MikroTik syslog path: MikroTik router → UDP syslog to MetalLB IP :514 → Vector syslog source → parsed BSD syslog fields → VictoriaLogs (tagged source: mikrotik).
VictoriaMetrics stores all scraped metrics. It accepts Prometheus remote write format from vmagent and serves PromQL queries to Grafana and vmalert.
How data is stored: VictoriaMetrics uses its own compressed columnar storage format. Each metric is stored as a time series (label set → sequence of timestamp/value pairs). It achieves high compression by delta-encoding timestamps and value differences, plus Gorilla-style XOR compression.
| Setting | Value |
|---|---|
| Chart | victoria-metrics-single v0.12.1 |
| Sync Wave | 11 |
| Storage | longhorn, 15Gi |
| Retention | 90 days |
| Resources | Requests: 100m CPU / 256Mi RAM, Limits: 1000m / 2Gi |
| Ingress | https://victoriametrics.homelab.vyanh.uk |
| Built-in Scraping | Disabled (vmagent handles all scraping) |
vmagent is a lightweight metrics collector that scrapes Prometheus /metrics endpoints across the infrastructure and remote-writes to VictoriaMetrics. It runs as a DaemonSet — one pod per K8s node — so each node scrapes its local kubelet/cAdvisor without network hops to other nodes.

====================

## OBJECTIVES
A. Based on the monitoring text, is each statement correct? (i) VictoriaMetrics keeps data for 90 days. (ii) VictoriaMetrics does its own built-in scraping. (iii) vmagent runs one pod on each Kubernetes node. Answer yes or no for each and quote the words that settle it.
B. In the monitoring text, what port does the MikroTik router send its UDP syslog to?
C. Rewrite everything in the monitoring text from "MikroTik syslog path: MikroTik" down to "Gorilla-style XOR compression.", replacing "Grafana" with "Kibana".
Rely on the monitoring text alone.

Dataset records
====================

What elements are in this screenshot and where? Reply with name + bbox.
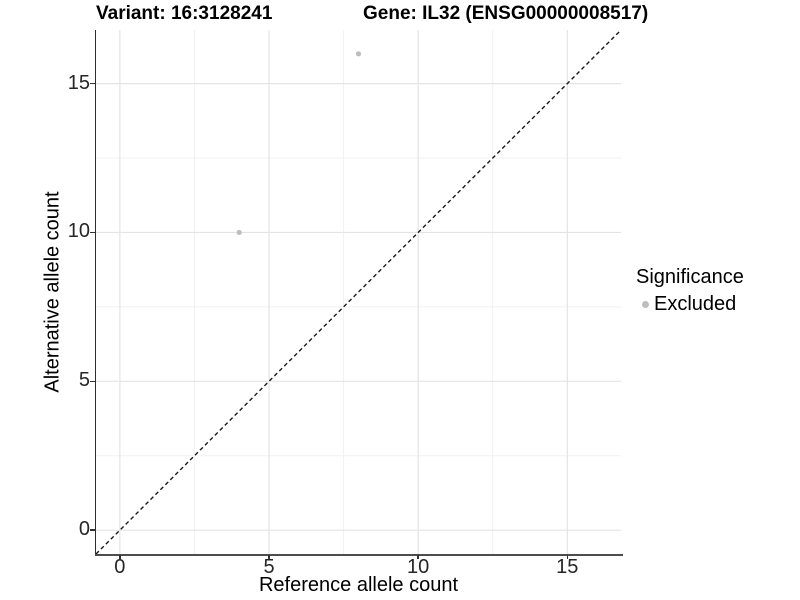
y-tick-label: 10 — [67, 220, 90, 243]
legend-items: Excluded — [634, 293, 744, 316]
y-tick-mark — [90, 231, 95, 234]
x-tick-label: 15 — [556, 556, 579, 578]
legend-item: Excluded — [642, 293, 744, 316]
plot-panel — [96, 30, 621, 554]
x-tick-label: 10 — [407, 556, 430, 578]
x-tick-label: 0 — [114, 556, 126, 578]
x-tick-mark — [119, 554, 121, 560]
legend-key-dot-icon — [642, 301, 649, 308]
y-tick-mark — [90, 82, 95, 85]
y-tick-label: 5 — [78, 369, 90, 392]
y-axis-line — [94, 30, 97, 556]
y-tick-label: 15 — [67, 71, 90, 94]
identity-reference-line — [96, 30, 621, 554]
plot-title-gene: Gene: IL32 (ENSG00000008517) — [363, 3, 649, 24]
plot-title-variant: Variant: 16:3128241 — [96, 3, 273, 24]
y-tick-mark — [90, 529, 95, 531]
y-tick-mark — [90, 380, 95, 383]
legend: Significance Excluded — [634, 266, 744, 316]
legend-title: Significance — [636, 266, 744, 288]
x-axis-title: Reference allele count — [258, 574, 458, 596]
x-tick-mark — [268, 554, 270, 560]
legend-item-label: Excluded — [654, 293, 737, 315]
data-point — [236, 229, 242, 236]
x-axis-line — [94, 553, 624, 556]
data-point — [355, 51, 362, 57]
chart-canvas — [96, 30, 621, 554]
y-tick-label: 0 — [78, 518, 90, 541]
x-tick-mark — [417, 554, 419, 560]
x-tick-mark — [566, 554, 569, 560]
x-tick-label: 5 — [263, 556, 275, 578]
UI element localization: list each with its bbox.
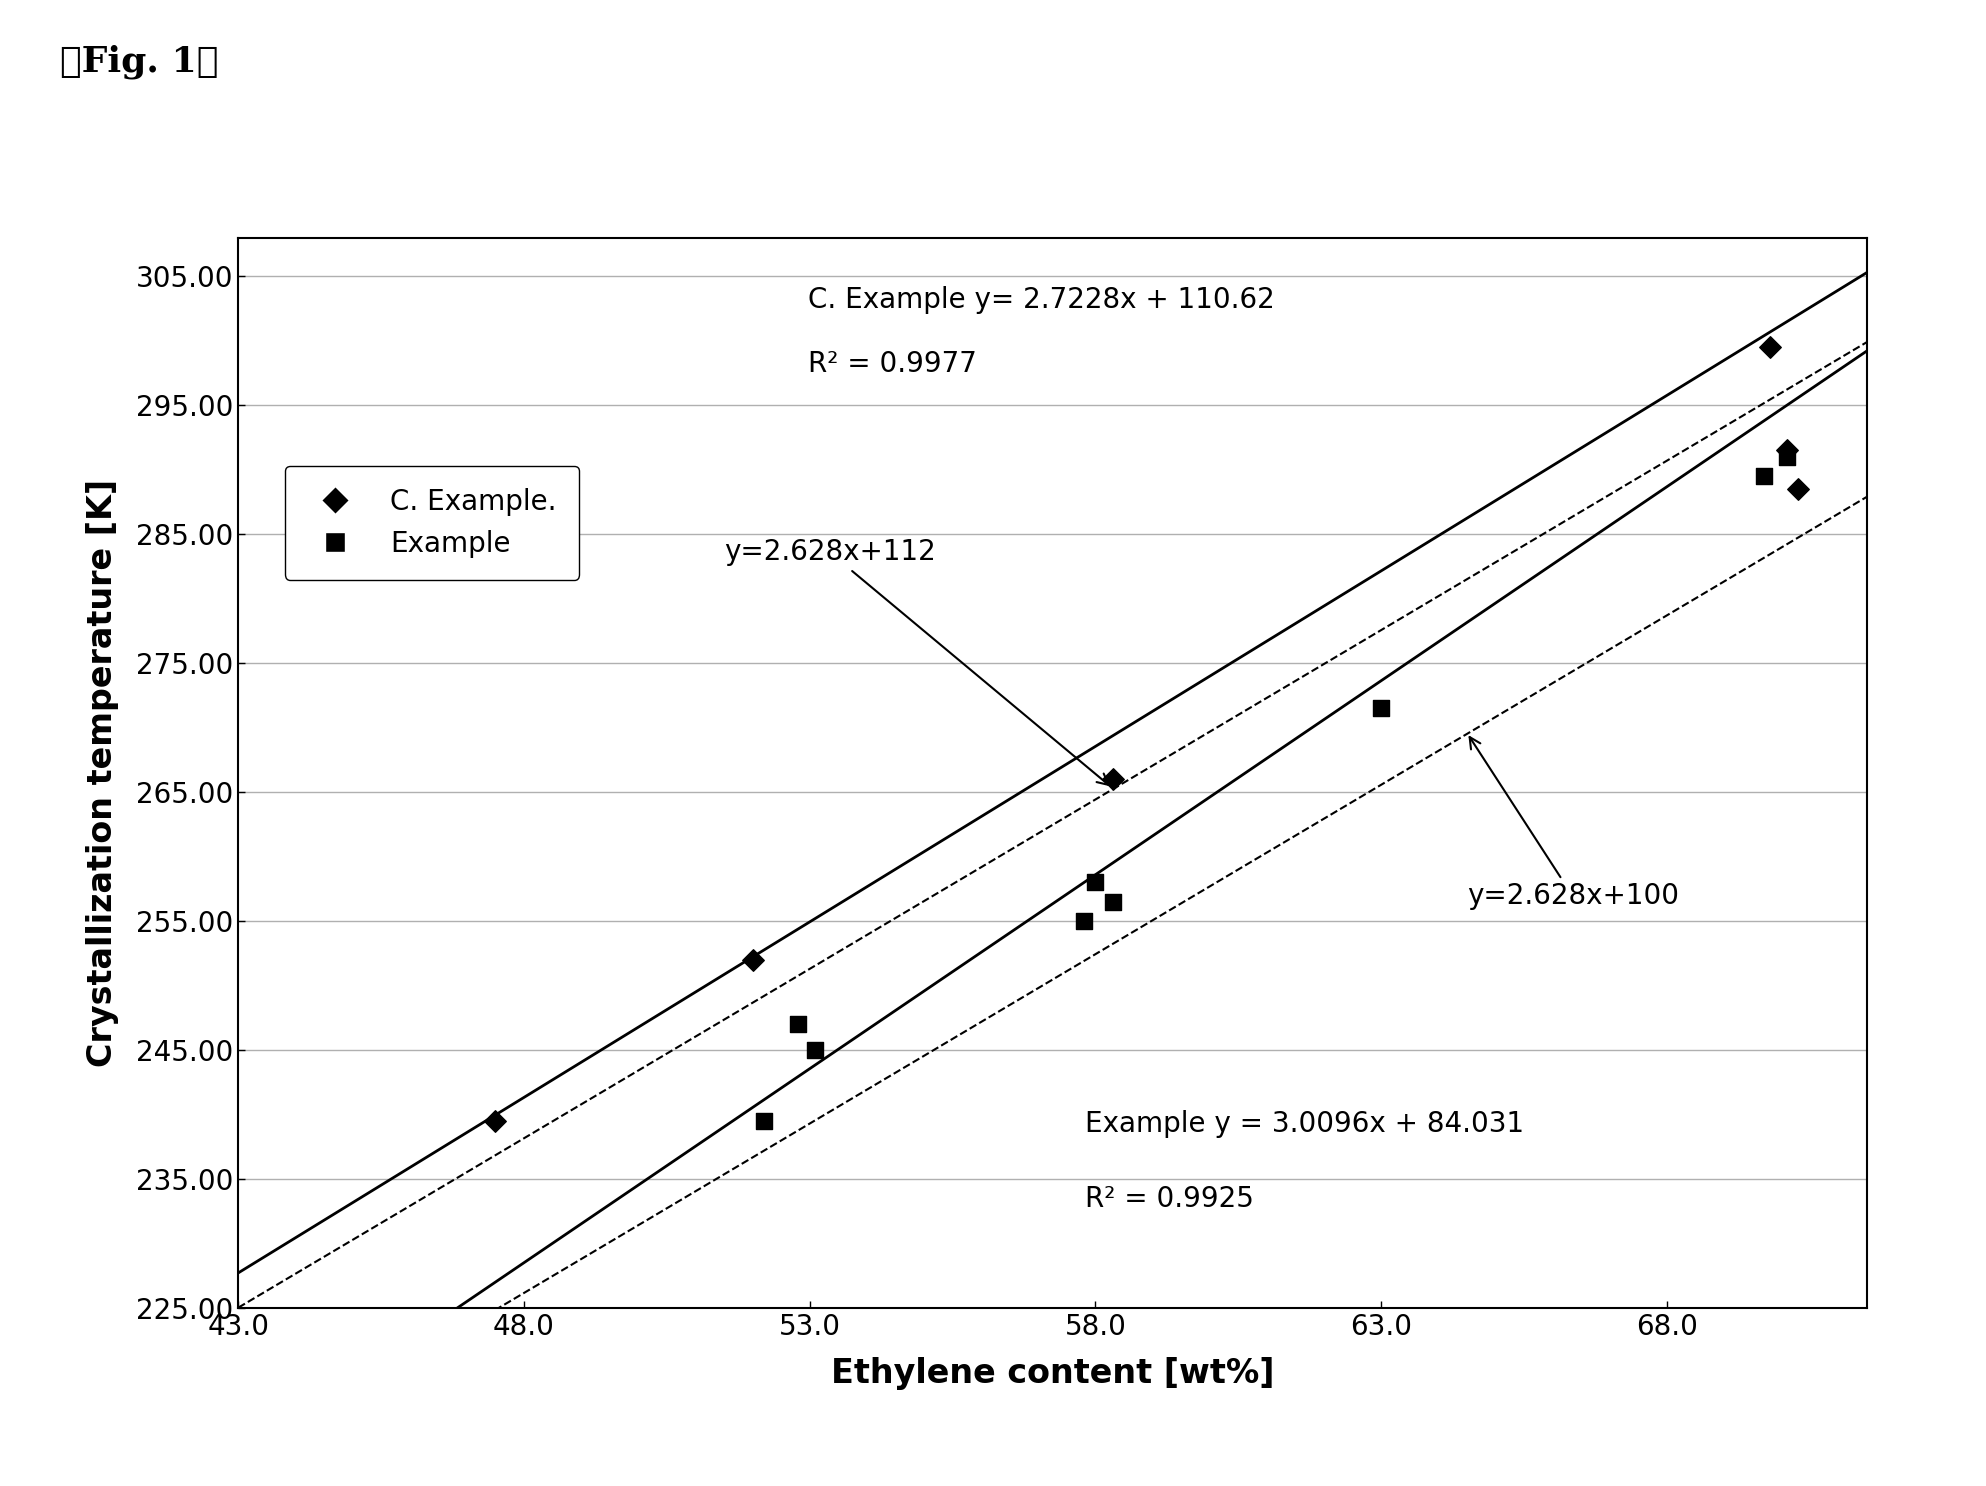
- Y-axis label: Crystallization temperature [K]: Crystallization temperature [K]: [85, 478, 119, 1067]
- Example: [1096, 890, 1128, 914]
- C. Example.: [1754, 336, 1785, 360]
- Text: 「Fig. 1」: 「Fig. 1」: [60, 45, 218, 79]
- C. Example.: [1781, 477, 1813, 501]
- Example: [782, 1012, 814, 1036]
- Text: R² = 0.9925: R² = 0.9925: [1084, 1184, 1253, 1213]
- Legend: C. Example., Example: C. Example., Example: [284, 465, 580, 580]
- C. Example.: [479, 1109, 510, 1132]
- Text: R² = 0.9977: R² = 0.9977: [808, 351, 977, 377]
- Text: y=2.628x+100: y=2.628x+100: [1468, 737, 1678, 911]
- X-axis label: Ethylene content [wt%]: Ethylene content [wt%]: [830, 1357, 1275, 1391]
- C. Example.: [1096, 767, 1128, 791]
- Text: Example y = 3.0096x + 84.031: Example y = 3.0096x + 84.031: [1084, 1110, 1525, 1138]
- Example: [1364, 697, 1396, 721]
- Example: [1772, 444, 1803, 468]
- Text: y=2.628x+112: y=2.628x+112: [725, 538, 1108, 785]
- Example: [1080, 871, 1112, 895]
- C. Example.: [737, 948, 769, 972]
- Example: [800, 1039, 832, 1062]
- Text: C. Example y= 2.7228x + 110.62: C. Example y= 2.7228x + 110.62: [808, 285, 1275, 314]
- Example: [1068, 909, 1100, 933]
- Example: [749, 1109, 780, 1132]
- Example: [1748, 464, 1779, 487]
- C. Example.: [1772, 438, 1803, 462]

====================

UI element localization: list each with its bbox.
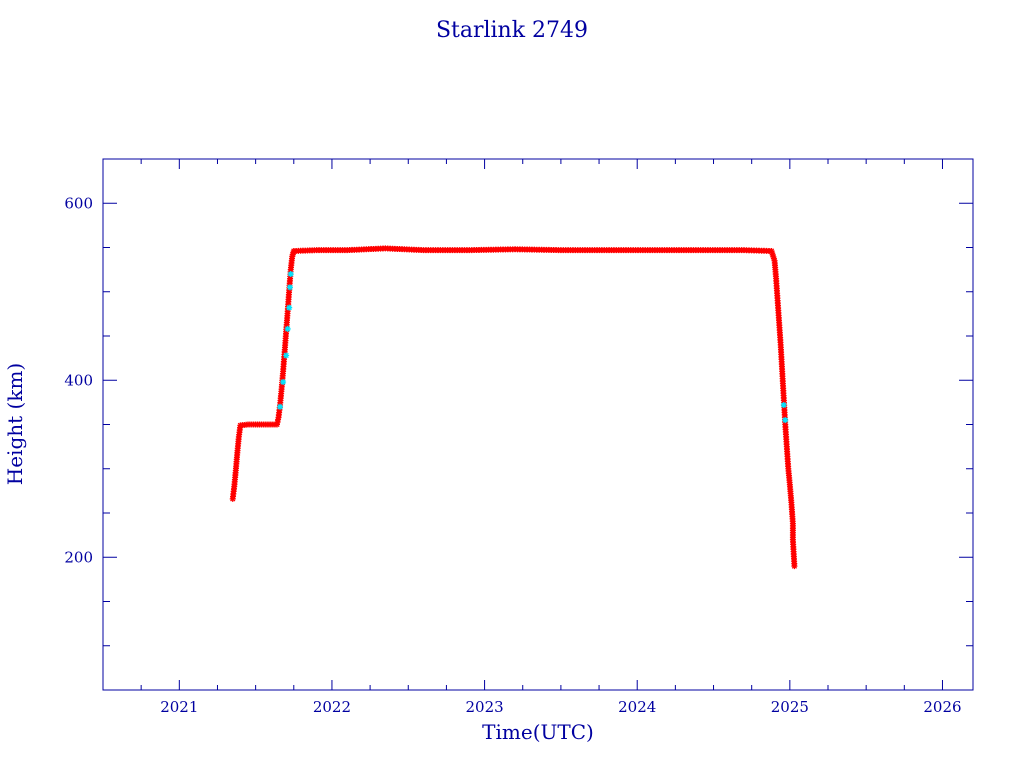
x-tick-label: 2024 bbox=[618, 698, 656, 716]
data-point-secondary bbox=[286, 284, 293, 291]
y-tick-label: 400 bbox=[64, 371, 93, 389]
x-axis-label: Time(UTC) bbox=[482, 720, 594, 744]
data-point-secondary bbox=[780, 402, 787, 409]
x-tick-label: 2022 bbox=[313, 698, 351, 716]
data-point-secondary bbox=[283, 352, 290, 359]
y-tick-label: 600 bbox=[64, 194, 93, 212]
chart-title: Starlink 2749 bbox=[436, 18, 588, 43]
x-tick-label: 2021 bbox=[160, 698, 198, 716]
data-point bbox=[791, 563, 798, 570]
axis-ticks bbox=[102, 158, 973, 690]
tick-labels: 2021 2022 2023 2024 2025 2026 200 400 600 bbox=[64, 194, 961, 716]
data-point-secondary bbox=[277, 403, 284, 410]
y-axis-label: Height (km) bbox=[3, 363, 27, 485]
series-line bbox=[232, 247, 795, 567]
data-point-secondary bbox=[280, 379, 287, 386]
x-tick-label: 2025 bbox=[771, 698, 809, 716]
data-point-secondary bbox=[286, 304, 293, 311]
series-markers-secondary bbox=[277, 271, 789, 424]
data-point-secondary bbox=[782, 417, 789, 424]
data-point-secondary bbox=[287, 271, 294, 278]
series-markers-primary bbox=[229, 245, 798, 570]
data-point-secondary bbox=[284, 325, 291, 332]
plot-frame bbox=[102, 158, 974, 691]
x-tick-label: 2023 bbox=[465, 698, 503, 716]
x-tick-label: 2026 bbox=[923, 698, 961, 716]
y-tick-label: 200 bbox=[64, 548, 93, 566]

====================

## ANSWERS TO THE EXERCISE
A.
(i) Yes: "| Retention | 90 days |"
(ii) No: "Disabled (vmagent handles all scraping)"
(iii) Yes: "one pod per K8s node"

B. Port 514 on the MetalLB IP.

C.
MikroTik syslog path: MikroTik router → UDP syslog to MetalLB IP :514 → Vector syslog source → parsed BSD syslog fields → VictoriaLogs (tagged source: mikrotik).
VictoriaMetrics stores all scraped metrics. It accepts Prometheus remote write format from vmagent and serves PromQL queries to Kibana and vmalert.
How data is stored: VictoriaMetrics uses its own compressed columnar storage format. Each metric is stored as a time series (label set → sequence of timestamp/value pairs). It achieves high compression by delta-encoding timestamps and value differences, plus Gorilla-style XOR compression.